DO THIS: Give, as a bare number, the count of lines that contain the word "exports".

Stored items:
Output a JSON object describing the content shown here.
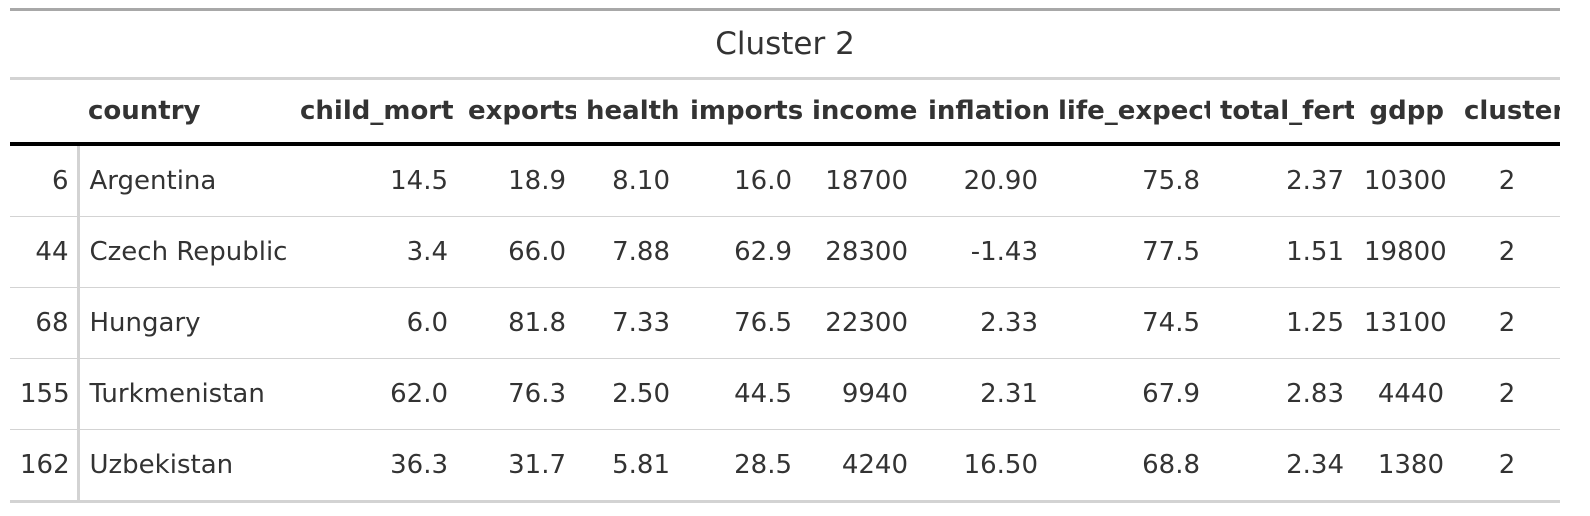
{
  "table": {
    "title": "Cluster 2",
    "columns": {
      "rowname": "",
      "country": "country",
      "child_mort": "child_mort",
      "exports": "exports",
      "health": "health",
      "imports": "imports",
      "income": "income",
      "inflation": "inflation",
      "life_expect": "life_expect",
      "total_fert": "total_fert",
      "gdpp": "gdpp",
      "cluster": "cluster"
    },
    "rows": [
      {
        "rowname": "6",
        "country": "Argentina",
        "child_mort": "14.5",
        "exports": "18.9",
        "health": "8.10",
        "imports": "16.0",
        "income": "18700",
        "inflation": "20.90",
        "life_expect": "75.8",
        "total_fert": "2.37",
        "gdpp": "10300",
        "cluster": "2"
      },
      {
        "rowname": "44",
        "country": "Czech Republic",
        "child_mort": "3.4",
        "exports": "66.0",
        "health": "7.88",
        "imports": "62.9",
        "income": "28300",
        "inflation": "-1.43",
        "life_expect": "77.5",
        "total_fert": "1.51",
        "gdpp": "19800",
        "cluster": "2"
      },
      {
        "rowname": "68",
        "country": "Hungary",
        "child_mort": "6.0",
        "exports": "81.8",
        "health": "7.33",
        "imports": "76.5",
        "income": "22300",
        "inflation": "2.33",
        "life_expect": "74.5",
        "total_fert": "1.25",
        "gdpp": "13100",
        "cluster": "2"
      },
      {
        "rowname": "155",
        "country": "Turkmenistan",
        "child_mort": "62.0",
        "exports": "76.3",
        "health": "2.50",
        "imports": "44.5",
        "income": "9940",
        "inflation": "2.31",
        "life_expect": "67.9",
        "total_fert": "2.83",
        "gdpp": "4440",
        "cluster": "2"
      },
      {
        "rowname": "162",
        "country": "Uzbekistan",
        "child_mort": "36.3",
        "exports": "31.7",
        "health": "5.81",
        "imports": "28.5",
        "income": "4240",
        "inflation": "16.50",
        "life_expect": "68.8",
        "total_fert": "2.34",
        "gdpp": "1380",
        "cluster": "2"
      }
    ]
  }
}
* * *
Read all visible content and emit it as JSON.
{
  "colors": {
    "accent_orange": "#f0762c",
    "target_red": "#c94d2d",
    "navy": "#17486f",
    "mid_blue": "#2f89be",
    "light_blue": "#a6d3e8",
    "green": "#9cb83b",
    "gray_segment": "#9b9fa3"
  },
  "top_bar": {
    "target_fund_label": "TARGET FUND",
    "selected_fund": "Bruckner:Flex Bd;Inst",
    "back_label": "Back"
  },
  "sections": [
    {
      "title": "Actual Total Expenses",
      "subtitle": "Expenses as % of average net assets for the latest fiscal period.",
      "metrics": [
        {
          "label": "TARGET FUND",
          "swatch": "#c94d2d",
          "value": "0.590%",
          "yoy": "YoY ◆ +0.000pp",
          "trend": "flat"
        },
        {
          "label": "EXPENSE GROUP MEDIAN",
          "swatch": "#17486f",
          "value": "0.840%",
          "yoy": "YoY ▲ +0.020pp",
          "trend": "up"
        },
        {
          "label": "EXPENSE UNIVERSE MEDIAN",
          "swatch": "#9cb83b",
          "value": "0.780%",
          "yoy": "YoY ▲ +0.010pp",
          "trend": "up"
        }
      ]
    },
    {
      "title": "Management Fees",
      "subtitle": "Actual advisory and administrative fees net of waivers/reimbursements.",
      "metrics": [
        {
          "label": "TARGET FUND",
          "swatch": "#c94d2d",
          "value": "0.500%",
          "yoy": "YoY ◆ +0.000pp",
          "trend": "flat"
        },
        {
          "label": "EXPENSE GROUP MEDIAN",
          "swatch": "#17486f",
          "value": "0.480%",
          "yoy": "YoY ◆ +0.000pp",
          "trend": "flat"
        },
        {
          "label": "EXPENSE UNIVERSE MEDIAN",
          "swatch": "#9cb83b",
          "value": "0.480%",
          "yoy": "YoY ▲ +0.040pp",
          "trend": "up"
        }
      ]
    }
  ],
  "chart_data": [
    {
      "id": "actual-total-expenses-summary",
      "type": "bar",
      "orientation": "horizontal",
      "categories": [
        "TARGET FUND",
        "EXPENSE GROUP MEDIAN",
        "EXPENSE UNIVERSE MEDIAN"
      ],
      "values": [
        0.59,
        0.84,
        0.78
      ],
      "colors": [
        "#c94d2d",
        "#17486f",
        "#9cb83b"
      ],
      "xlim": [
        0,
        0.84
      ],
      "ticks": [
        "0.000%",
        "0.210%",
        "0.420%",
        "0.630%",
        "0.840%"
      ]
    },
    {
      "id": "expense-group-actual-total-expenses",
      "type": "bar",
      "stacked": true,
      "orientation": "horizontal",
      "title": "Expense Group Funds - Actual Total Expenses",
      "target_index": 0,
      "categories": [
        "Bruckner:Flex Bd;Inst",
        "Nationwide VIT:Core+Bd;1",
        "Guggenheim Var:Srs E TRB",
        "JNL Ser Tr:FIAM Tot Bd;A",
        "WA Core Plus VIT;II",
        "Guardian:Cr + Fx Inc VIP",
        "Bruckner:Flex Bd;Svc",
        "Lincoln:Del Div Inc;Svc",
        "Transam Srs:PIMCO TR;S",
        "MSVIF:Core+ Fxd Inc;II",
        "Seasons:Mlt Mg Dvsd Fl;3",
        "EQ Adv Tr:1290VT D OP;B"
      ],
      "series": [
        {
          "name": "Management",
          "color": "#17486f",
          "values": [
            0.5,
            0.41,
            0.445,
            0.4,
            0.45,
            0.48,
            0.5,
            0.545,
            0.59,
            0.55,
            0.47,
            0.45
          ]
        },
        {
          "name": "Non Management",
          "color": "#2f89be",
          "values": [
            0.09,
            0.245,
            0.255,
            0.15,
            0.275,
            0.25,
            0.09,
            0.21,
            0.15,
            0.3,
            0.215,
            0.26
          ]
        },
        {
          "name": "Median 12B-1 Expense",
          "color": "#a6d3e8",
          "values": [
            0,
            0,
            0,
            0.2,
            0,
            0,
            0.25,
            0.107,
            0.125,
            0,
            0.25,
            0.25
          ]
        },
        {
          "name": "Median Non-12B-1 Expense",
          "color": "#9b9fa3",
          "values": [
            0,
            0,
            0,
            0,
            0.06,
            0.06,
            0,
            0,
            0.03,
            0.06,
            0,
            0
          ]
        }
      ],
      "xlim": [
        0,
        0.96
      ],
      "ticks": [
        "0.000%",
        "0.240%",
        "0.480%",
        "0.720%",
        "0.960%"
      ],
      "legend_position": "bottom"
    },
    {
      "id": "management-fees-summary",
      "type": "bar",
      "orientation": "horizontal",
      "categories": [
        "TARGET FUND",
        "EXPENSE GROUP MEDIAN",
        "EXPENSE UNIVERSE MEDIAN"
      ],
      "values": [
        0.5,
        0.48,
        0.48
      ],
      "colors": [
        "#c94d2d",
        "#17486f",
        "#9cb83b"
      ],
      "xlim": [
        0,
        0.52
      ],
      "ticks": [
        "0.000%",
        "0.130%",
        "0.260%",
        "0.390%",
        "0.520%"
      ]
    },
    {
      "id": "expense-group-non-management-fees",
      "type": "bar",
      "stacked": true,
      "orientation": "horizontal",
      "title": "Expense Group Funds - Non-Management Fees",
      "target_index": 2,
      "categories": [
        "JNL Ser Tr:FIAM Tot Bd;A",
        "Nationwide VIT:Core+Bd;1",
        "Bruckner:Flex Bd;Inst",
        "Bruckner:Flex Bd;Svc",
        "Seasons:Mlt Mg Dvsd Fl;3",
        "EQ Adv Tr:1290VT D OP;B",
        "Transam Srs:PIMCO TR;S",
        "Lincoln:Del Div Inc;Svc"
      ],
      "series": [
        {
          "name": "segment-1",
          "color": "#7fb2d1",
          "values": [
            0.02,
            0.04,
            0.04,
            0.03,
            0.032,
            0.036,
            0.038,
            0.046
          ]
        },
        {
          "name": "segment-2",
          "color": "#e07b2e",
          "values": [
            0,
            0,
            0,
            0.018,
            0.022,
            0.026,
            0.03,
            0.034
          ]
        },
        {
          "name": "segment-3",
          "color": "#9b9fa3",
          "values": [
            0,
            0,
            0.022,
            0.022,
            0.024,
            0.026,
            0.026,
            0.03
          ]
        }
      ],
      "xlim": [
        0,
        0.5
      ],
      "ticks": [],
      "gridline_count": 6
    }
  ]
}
--
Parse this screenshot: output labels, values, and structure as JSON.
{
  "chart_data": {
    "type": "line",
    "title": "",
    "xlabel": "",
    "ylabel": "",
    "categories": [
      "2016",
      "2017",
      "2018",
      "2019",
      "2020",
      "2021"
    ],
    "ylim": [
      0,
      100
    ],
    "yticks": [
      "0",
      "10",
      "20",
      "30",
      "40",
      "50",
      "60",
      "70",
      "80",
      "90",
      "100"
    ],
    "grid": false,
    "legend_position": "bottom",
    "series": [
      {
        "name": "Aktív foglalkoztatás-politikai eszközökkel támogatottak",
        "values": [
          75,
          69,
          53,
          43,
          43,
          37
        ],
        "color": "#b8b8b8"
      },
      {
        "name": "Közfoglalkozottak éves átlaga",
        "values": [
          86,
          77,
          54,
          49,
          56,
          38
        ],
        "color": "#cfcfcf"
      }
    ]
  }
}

OUTPUT: 6